* [Challenge]: Return verbatim the run of lines that opens with the line holding "Give me the" and closes with the last line of the records.

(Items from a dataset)
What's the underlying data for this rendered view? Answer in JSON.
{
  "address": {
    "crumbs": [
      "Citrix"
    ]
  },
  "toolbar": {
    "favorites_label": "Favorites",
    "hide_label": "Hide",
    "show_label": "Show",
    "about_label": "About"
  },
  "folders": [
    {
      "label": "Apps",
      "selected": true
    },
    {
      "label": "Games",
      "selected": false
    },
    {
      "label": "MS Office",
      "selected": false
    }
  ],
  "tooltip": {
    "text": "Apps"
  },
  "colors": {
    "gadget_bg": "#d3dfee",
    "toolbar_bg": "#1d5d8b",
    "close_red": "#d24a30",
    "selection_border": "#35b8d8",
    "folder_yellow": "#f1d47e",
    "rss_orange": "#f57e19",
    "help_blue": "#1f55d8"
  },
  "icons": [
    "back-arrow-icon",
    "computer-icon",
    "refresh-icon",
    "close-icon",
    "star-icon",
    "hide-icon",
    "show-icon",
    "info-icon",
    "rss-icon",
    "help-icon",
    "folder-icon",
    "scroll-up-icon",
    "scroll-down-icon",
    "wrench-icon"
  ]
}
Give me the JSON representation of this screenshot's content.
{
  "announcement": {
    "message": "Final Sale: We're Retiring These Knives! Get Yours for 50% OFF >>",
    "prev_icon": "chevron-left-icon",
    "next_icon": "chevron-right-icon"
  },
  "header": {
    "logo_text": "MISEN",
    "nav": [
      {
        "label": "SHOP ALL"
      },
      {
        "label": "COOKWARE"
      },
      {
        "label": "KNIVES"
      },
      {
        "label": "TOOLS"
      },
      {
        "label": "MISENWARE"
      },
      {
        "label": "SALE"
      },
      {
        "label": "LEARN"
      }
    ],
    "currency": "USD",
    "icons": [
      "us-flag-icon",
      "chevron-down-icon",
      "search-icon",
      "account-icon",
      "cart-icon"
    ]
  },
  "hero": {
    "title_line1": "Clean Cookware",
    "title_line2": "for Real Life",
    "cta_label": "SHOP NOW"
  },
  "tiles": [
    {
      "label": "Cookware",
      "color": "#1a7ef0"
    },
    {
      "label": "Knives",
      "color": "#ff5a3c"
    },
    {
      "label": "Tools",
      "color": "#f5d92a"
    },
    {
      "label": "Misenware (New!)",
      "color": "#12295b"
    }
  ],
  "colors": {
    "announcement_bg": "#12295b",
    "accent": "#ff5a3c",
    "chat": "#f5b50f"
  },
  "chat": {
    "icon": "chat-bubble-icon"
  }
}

* [Answer in full]:
Give me the JSON representation of this screenshot's content.
{
  "announcement": {
    "message": "Final Sale: We're Retiring These Knives! Get Yours for 50% OFF >>",
    "prev_icon": "chevron-left-icon",
    "next_icon": "chevron-right-icon"
  },
  "header": {
    "logo_text": "MISEN",
    "nav": [
      {
        "label": "SHOP ALL"
      },
      {
        "label": "COOKWARE"
      },
      {
        "label": "KNIVES"
      },
      {
        "label": "TOOLS"
      },
      {
        "label": "MISENWARE"
      },
      {
        "label": "SALE"
      },
      {
        "label": "LEARN"
      }
    ],
    "currency": "USD",
    "icons": [
      "us-flag-icon",
      "chevron-down-icon",
      "search-icon",
      "account-icon",
      "cart-icon"
    ]
  },
  "hero": {
    "title_line1": "Clean Cookware",
    "title_line2": "for Real Life",
    "cta_label": "SHOP NOW"
  },
  "tiles": [
    {
      "label": "Cookware",
      "color": "#1a7ef0"
    },
    {
      "label": "Knives",
      "color": "#ff5a3c"
    },
    {
      "label": "Tools",
      "color": "#f5d92a"
    },
    {
      "label": "Misenware (New!)",
      "color": "#12295b"
    }
  ],
  "colors": {
    "announcement_bg": "#12295b",
    "accent": "#ff5a3c",
    "chat": "#f5b50f"
  },
  "chat": {
    "icon": "chat-bubble-icon"
  }
}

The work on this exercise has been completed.